▸ **WRITTEN PROBLEM**
Look through the material below. Copy every line with the string "birds" in it.

■ ■ ■

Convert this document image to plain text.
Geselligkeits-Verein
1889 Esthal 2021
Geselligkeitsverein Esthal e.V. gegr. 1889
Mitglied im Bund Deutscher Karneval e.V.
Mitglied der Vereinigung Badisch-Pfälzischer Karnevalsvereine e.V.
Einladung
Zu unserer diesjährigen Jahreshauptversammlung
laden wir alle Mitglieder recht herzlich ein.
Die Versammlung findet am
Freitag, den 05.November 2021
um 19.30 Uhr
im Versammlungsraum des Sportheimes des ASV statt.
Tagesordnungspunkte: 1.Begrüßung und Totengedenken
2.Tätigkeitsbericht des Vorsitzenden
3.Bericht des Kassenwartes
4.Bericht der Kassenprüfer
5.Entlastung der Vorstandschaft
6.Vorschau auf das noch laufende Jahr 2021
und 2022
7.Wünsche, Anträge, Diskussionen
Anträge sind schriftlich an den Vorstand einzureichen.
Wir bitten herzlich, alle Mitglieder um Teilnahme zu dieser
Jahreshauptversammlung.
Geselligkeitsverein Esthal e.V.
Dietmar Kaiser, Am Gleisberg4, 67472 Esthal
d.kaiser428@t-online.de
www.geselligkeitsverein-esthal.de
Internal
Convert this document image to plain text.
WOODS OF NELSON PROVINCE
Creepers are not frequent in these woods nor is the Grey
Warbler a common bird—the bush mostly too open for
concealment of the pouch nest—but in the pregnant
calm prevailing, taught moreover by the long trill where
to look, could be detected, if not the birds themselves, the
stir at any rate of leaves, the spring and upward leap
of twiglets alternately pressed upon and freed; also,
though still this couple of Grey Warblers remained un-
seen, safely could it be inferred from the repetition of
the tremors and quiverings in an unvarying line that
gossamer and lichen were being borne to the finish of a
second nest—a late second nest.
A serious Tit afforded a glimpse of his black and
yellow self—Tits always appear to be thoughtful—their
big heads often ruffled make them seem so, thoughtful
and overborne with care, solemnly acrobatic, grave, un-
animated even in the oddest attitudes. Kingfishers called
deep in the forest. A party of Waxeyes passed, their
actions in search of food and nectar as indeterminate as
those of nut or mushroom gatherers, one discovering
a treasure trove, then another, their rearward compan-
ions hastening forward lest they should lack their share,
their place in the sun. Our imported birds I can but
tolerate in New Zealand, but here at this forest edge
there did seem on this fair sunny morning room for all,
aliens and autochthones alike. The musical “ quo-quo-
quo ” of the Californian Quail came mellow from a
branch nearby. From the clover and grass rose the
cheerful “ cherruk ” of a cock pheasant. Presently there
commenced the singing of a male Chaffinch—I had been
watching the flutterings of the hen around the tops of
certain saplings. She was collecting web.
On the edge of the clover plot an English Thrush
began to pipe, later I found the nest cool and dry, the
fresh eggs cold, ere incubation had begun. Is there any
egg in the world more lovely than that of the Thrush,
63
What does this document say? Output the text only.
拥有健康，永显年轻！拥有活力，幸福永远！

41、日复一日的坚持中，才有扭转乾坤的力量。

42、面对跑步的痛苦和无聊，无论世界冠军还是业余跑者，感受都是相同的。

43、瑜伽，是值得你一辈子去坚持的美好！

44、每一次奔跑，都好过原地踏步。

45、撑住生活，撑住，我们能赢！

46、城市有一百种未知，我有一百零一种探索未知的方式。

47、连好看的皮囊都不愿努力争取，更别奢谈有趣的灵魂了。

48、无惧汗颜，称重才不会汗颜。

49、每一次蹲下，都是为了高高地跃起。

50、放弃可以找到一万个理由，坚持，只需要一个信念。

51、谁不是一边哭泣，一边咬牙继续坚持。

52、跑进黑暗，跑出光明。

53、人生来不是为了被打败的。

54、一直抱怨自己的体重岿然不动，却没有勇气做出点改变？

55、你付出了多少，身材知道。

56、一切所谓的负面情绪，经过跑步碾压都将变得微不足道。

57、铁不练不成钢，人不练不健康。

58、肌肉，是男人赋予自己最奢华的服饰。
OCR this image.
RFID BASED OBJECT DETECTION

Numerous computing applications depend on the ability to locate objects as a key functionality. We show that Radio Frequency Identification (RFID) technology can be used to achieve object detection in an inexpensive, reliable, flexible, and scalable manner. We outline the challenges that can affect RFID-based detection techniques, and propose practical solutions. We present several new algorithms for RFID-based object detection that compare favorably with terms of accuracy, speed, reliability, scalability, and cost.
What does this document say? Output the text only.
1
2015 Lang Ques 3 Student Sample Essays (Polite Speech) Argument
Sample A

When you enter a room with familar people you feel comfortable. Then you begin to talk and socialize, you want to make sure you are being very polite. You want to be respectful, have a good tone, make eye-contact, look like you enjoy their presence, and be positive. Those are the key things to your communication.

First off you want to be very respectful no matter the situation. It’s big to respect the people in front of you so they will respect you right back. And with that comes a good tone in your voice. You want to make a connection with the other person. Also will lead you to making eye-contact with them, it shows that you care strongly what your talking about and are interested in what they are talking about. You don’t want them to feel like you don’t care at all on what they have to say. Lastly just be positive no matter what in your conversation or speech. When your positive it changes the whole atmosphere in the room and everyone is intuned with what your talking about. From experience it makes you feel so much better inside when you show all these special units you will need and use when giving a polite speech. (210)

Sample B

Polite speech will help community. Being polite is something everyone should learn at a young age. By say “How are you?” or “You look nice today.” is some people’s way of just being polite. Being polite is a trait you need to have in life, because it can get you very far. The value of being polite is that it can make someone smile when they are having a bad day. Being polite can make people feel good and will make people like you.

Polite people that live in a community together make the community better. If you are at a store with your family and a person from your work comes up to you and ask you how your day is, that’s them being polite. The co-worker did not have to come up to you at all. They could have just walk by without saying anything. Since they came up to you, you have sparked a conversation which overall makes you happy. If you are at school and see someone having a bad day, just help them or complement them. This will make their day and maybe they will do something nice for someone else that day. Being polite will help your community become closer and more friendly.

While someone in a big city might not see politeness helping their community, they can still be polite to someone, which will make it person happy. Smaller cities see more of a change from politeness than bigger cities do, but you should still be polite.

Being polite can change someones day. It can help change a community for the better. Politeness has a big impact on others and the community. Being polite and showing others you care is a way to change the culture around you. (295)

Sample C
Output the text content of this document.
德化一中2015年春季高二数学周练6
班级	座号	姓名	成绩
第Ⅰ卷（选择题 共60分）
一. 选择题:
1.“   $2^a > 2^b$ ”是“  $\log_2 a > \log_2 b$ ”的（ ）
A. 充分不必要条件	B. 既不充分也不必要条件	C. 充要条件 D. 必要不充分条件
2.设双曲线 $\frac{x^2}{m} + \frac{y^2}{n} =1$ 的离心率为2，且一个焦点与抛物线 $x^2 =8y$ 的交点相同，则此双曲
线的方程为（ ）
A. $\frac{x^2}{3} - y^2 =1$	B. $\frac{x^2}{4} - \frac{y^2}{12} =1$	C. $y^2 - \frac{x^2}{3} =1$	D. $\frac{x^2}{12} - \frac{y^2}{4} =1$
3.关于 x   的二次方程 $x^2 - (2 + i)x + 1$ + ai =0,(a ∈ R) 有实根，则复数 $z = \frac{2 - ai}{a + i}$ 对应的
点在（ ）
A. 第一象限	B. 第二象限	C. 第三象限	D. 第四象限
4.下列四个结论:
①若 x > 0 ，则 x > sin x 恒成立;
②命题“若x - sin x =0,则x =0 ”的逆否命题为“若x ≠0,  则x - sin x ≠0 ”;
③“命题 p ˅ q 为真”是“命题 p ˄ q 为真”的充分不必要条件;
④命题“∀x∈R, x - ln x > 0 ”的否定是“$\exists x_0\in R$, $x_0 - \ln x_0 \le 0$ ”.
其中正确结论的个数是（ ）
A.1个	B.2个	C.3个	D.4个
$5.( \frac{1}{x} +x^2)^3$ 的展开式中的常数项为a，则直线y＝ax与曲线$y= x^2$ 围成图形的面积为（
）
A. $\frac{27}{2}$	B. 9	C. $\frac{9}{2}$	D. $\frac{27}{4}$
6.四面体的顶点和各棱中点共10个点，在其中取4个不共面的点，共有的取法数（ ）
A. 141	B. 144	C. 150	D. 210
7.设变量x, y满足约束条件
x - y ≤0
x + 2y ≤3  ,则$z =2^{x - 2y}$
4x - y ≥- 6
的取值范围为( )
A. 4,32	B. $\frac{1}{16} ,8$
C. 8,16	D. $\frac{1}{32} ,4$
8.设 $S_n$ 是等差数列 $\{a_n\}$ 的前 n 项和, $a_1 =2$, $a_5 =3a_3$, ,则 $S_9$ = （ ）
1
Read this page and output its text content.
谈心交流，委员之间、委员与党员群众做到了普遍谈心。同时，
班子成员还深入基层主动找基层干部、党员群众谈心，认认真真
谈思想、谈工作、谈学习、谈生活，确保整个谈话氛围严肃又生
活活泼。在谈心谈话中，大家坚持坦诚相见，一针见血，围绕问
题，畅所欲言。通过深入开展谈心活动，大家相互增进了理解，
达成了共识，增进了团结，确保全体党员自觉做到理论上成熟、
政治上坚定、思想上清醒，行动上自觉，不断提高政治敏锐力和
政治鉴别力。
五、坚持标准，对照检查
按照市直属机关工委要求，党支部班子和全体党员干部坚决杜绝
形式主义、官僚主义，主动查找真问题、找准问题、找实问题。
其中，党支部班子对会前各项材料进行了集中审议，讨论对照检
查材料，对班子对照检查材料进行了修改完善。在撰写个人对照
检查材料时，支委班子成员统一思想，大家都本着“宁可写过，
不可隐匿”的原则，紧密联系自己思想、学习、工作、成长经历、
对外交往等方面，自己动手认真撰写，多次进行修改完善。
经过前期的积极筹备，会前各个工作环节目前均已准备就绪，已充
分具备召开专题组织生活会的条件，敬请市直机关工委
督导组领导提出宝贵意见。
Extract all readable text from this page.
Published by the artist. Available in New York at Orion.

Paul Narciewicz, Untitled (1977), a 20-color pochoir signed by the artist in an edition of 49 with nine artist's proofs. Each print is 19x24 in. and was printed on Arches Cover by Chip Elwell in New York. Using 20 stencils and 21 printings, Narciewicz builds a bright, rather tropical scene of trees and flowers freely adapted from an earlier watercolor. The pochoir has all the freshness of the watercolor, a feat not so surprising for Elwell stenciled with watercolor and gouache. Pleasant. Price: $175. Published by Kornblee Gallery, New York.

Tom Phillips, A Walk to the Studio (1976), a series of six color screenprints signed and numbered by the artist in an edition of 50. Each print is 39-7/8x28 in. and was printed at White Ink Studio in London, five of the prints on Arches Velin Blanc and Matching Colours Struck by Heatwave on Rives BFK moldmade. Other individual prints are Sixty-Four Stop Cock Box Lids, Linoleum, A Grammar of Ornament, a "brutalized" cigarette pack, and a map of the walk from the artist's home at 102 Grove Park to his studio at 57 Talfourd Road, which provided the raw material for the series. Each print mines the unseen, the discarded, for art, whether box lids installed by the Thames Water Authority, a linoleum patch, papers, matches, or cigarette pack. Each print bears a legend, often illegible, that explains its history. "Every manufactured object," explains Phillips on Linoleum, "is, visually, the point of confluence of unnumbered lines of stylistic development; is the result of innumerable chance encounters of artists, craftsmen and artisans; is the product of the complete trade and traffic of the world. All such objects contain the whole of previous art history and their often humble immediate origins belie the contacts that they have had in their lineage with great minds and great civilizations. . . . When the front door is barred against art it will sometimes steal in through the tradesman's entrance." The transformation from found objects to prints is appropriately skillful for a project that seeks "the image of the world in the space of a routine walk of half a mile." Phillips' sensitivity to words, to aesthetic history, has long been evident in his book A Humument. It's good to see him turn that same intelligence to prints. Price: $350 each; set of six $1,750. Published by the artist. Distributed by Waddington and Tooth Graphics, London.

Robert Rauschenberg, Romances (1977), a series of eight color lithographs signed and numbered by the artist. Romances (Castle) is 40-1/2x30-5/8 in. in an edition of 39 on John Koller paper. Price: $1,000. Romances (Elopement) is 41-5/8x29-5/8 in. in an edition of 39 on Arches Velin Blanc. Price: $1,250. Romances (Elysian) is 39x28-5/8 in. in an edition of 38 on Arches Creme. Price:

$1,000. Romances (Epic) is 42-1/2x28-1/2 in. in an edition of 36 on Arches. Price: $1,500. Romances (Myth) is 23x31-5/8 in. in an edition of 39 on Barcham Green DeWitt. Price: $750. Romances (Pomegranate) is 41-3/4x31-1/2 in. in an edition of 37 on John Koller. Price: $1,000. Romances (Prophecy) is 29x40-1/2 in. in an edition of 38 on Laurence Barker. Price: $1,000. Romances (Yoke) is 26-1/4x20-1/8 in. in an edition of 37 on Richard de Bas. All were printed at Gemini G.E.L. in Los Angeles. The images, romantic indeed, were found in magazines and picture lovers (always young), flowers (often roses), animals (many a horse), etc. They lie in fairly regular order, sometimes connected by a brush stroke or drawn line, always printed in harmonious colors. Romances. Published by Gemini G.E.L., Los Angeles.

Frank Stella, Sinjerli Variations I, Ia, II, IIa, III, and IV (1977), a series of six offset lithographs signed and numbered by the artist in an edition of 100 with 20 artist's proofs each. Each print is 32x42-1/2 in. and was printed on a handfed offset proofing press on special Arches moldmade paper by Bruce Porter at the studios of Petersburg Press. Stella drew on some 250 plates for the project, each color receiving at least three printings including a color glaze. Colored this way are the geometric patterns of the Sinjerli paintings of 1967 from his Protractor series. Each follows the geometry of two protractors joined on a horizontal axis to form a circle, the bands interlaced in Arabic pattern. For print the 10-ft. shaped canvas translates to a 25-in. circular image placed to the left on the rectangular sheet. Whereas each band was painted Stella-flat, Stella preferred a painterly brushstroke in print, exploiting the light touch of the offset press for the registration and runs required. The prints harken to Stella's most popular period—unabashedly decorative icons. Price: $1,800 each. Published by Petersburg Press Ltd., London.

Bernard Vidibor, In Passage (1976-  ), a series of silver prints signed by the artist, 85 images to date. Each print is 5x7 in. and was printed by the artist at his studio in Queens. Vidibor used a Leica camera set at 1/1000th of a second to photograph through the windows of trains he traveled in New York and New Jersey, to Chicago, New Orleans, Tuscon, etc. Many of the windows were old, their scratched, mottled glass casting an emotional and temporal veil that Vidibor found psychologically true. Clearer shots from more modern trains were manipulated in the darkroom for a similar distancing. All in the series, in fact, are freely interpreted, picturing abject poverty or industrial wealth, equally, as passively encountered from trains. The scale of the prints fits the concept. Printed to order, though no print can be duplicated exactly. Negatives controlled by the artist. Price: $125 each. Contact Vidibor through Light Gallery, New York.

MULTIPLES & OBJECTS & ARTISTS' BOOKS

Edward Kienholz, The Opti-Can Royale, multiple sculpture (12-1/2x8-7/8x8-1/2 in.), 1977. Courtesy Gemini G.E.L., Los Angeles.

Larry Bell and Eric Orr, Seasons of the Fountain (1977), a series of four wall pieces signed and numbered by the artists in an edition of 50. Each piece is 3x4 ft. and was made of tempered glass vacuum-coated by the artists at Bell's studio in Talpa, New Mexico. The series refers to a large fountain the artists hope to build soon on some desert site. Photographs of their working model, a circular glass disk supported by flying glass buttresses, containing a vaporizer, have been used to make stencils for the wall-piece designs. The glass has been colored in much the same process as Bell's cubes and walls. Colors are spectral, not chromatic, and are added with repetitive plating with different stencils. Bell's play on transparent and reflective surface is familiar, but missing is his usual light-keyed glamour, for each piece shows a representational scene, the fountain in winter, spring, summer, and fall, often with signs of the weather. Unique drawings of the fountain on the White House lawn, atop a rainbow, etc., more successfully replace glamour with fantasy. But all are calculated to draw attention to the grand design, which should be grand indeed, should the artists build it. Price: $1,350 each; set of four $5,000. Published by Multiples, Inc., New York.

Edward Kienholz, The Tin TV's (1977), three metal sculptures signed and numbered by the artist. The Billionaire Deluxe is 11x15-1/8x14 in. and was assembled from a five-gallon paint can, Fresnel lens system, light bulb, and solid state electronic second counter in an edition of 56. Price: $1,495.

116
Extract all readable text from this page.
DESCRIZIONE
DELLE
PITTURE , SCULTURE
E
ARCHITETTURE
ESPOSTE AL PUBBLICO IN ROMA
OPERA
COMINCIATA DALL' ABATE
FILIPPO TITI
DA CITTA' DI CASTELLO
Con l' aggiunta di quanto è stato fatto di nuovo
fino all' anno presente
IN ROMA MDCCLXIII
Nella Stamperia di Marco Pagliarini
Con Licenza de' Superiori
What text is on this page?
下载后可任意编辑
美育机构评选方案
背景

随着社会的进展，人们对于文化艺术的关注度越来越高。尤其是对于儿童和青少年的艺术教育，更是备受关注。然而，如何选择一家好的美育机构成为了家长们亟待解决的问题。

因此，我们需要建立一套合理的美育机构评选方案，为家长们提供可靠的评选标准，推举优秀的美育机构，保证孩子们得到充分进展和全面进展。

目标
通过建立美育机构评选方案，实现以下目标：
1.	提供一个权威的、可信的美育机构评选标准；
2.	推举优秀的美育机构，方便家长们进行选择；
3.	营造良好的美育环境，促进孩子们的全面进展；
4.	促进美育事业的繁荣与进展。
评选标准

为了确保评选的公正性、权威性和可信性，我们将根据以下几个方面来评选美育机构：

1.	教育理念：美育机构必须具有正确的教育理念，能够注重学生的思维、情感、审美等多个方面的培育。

■ ■ ■

▸ **RESPONSE BELOW**
to look, could be detected, if not the birds themselves, the
their place in the sun. Our imported birds I can but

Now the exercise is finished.